Task brief — List each line of the data that holds the string "this".

Extracted records —
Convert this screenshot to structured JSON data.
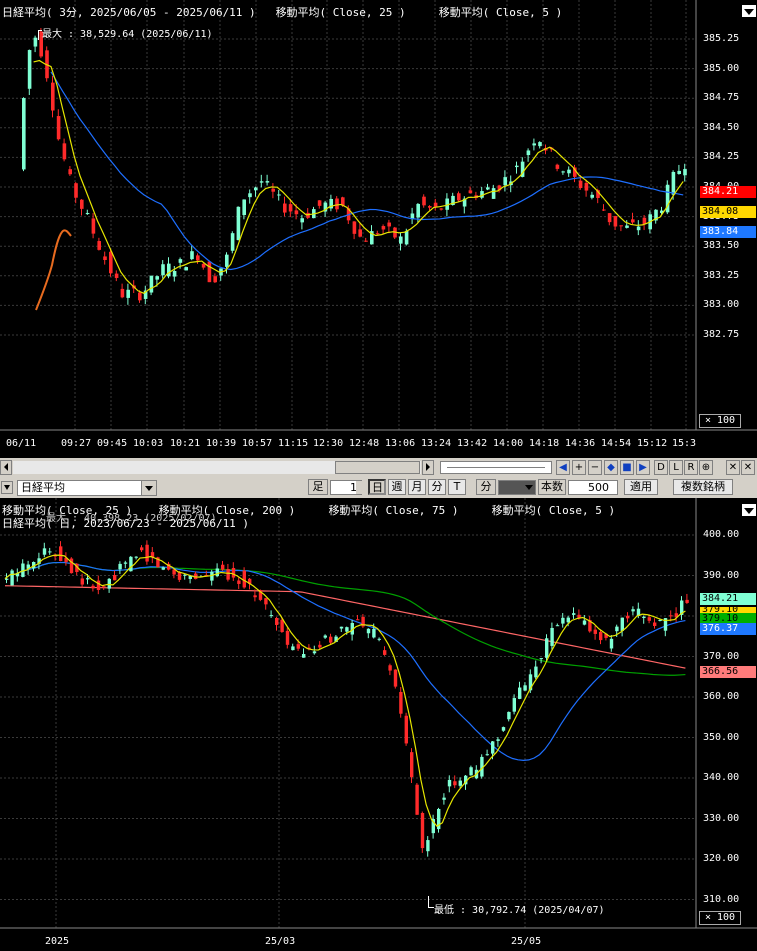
{
  "top_chart": {
    "legend": {
      "instrument": "日経平均( 3分, 2025/06/05 - 2025/06/11 )",
      "ma1": "移動平均( Close, 25 )",
      "ma2": "移動平均( Close, 5 )"
    },
    "max_annotation": "最大 : 38,529.64 (2025/06/11)",
    "y_ticks": [
      "385.25",
      "385.00",
      "384.75",
      "384.50",
      "384.25",
      "384.00",
      "383.75",
      "383.50",
      "383.25",
      "383.00",
      "382.75"
    ],
    "x_ticks": [
      "06/11",
      "09:27",
      "09:45",
      "10:03",
      "10:21",
      "10:39",
      "10:57",
      "11:15",
      "12:30",
      "12:48",
      "13:06",
      "13:24",
      "13:42",
      "14:00",
      "14:18",
      "14:36",
      "14:54",
      "15:12",
      "15:3"
    ],
    "scale_label": "× 100",
    "price_tags": {
      "close": "384.21",
      "ma5": "384.08",
      "ma25": "383.84"
    },
    "colors": {
      "up": "#7fffd4",
      "down": "#ff2a2a",
      "ma5": "#e6e600",
      "ma25": "#1e6fff",
      "close_tag": "#ff0000",
      "ma5_tag": "#ffd800",
      "ma25_tag": "#1e78ff"
    }
  },
  "toolbar": {
    "instrument_select": "日経平均",
    "foot_label": "足",
    "foot_value": "1",
    "period_day": "日",
    "period_week": "週",
    "period_month": "月",
    "period_minute": "分",
    "period_tick": "T",
    "count_label": "本数",
    "count_value": "500",
    "apply_button": "適用",
    "multi_button": "複数銘柄",
    "nav_buttons": [
      "D",
      "L",
      "R"
    ]
  },
  "bottom_chart": {
    "legend": {
      "ma1": "移動平均( Close, 25 )",
      "ma2": "移動平均( Close, 200 )",
      "ma3": "移動平均( Close, 75 )",
      "ma4": "移動平均( Close, 5 )",
      "instrument": "日経平均( 日, 2023/06/23 - 2025/06/11 )",
      "max_overlap": "最大 : 40,398.23 (2025/02/07)"
    },
    "min_annotation": "最低 : 30,792.74 (2025/04/07)",
    "y_ticks": [
      "400.00",
      "390.00",
      "380.00",
      "370.00",
      "360.00",
      "350.00",
      "340.00",
      "330.00",
      "320.00",
      "310.00"
    ],
    "x_ticks": [
      "2025",
      "25/03",
      "25/05"
    ],
    "scale_label": "× 100",
    "price_tags": {
      "close": "384.21",
      "ma5": "379.10",
      "ma25": "379.10",
      "ma75": "376.37",
      "ma200": "366.56"
    },
    "colors": {
      "up": "#7fffd4",
      "down": "#ff2a2a",
      "ma5": "#e6e600",
      "ma25": "#1e6fff",
      "ma75": "#00a000",
      "ma200": "#ff6666",
      "close_tag": "#7fffd4",
      "ma5_tag": "#ffd800",
      "ma75_tag": "#00b000",
      "ma25_tag": "#1e78ff",
      "ma200_tag": "#ff7b7b"
    }
  }
}
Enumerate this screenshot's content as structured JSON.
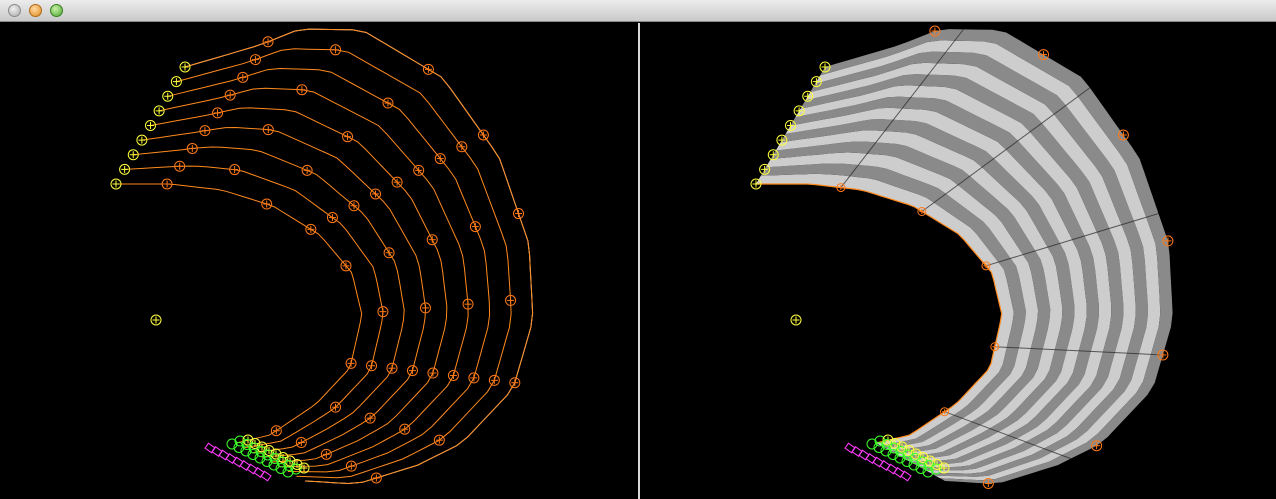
{
  "window": {
    "buttons": [
      "close",
      "minimize",
      "zoom"
    ]
  },
  "viewports": [
    {
      "name": "control-mesh-view",
      "description": "wireframe"
    },
    {
      "name": "shaded-surface-view",
      "description": "shaded"
    }
  ],
  "colors": {
    "background": "#000000",
    "curve": "#ff8a1e",
    "control_point": "#ff7a18",
    "boundary": "#ffffff",
    "handle_yellow": "#ffff3c",
    "handle_green": "#3cff2a",
    "handle_magenta": "#ff3cff",
    "stripe_light": "#cdcdcd",
    "stripe_dark": "#8a8a8a"
  }
}
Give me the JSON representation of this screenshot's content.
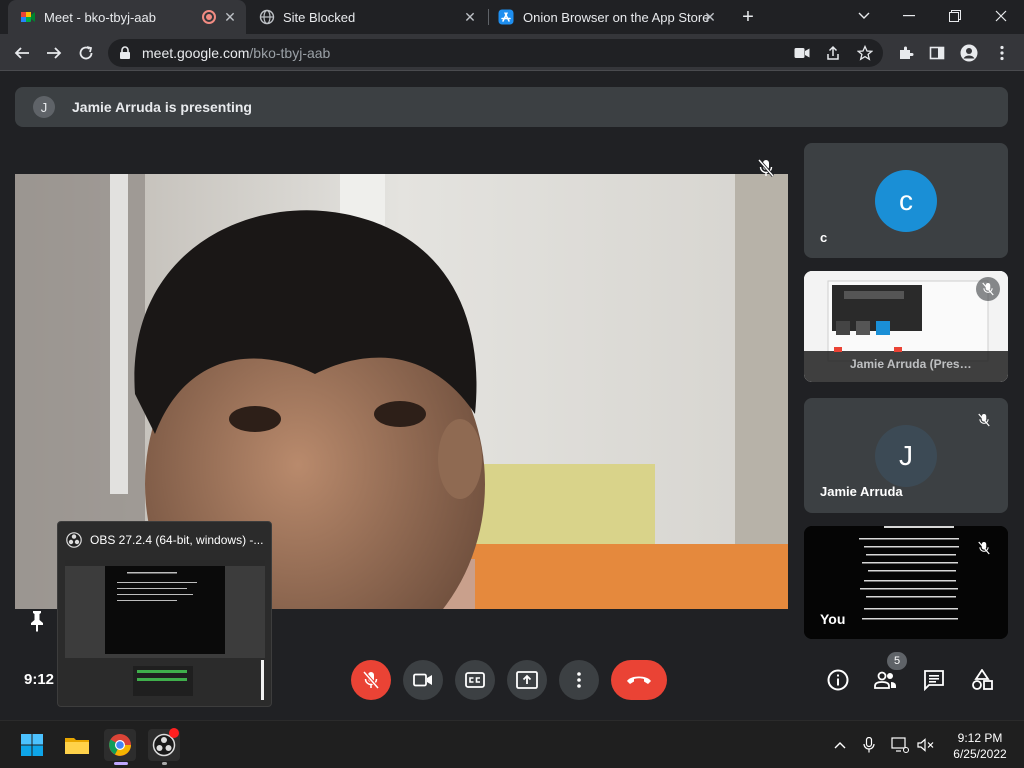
{
  "browser": {
    "tabs": [
      {
        "title": "Meet - bko-tbyj-aab",
        "icon": "google-meet-icon",
        "active": true,
        "recording": true
      },
      {
        "title": "Site Blocked",
        "icon": "globe-icon",
        "active": false
      },
      {
        "title": "Onion Browser on the App Store",
        "icon": "app-store-icon",
        "active": false
      }
    ],
    "url_host": "meet.google.com",
    "url_path": "/bko-tbyj-aab"
  },
  "meet": {
    "banner_initial": "J",
    "banner_text": "Jamie Arruda is presenting",
    "clock": "9:12",
    "participants_count": "5",
    "tiles": [
      {
        "initial": "c",
        "name": "c",
        "color": "#1a8fd6"
      },
      {
        "name": "Jamie Arruda (Pres…"
      },
      {
        "initial": "J",
        "name": "Jamie Arruda",
        "color": "#3c4a55"
      },
      {
        "name": "You"
      }
    ]
  },
  "obs": {
    "title": "OBS 27.2.4 (64-bit, windows) -..."
  },
  "taskbar": {
    "time": "9:12 PM",
    "date": "6/25/2022"
  },
  "colors": {
    "red": "#ea4335",
    "control_gray": "#3c4043",
    "bg": "#202124"
  }
}
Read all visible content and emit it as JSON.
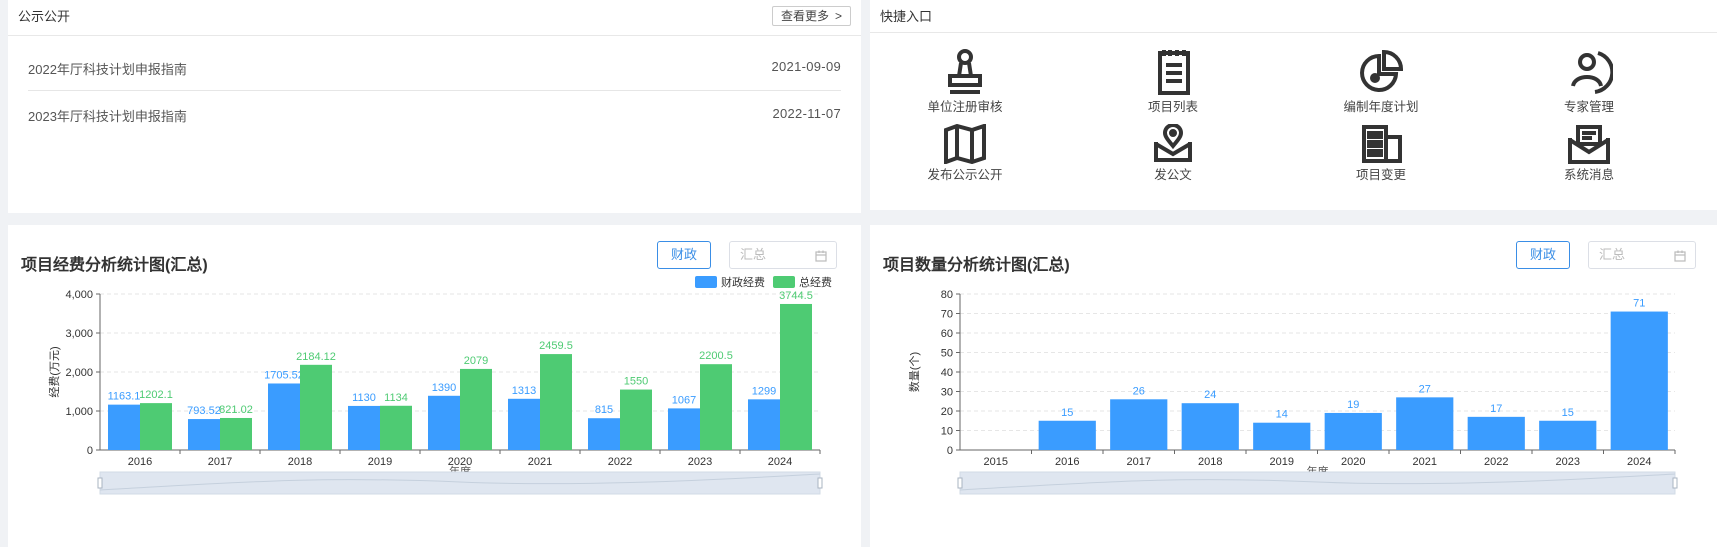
{
  "notice": {
    "title": "公示公开",
    "more_label": "查看更多",
    "items": [
      {
        "title": "2022年厅科技计划申报指南",
        "date": "2021-09-09"
      },
      {
        "title": "2023年厅科技计划申报指南",
        "date": "2022-11-07"
      }
    ]
  },
  "quick": {
    "title": "快捷入口",
    "items": [
      {
        "label": "单位注册审核",
        "icon": "stamp-icon"
      },
      {
        "label": "项目列表",
        "icon": "list-icon"
      },
      {
        "label": "编制年度计划",
        "icon": "pie-chart-icon"
      },
      {
        "label": "专家管理",
        "icon": "expert-icon"
      },
      {
        "label": "发布公示公开",
        "icon": "map-icon"
      },
      {
        "label": "发公文",
        "icon": "mail-pin-icon"
      },
      {
        "label": "项目变更",
        "icon": "building-icon"
      },
      {
        "label": "系统消息",
        "icon": "message-icon"
      }
    ]
  },
  "chart1": {
    "title": "项目经费分析统计图(汇总)",
    "filter_button": "财政",
    "select_placeholder": "汇总"
  },
  "chart2": {
    "title": "项目数量分析统计图(汇总)",
    "filter_button": "财政",
    "select_placeholder": "汇总"
  },
  "colors": {
    "blue": "#3a9cff",
    "green": "#4ecb73",
    "accent": "#3a8ee6"
  },
  "chart_data": [
    {
      "type": "bar",
      "categories": [
        "2016",
        "2017",
        "2018",
        "2019",
        "2020",
        "2021",
        "2022",
        "2023",
        "2024"
      ],
      "series": [
        {
          "name": "财政经费",
          "values": [
            1163.1,
            793.52,
            1705.52,
            1130,
            1390,
            1313,
            815,
            1067,
            1299
          ],
          "labels": [
            "1163.1",
            "793.52",
            "1705.52",
            "1130",
            "1390",
            "1313",
            "815",
            "1067",
            "1299"
          ]
        },
        {
          "name": "总经费",
          "values": [
            1202.1,
            821.02,
            2184.12,
            1134,
            2079,
            2459.5,
            1550,
            2200.5,
            3744.5
          ],
          "labels": [
            "1202.1",
            "821.02",
            "2184.12",
            "1134",
            "2079",
            "2459.5",
            "1550",
            "2200.5",
            "3744.5"
          ]
        }
      ],
      "xlabel": "年度",
      "ylabel": "经费(万元)",
      "ylim": [
        0,
        4000
      ],
      "yticks": [
        "0",
        "1,000",
        "2,000",
        "3,000",
        "4,000"
      ],
      "ytick_values": [
        0,
        1000,
        2000,
        3000,
        4000
      ],
      "legend": "top-right",
      "grid": true
    },
    {
      "type": "bar",
      "categories": [
        "2015",
        "2016",
        "2017",
        "2018",
        "2019",
        "2020",
        "2021",
        "2022",
        "2023",
        "2024"
      ],
      "series": [
        {
          "values": [
            null,
            15,
            26,
            24,
            14,
            19,
            27,
            17,
            15,
            71
          ],
          "labels": [
            "",
            "15",
            "26",
            "24",
            "14",
            "19",
            "27",
            "17",
            "15",
            "71"
          ]
        }
      ],
      "xlabel": "年度",
      "ylabel": "数量(个)",
      "ylim": [
        0,
        80
      ],
      "yticks": [
        "0",
        "10",
        "20",
        "30",
        "40",
        "50",
        "60",
        "70",
        "80"
      ],
      "ytick_values": [
        0,
        10,
        20,
        30,
        40,
        50,
        60,
        70,
        80
      ],
      "grid": true
    }
  ]
}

Answer to the exercise —
Convert this screenshot to structured JSON data.
Enumerate this screenshot's content as structured JSON.
Give me the JSON representation of this screenshot's content.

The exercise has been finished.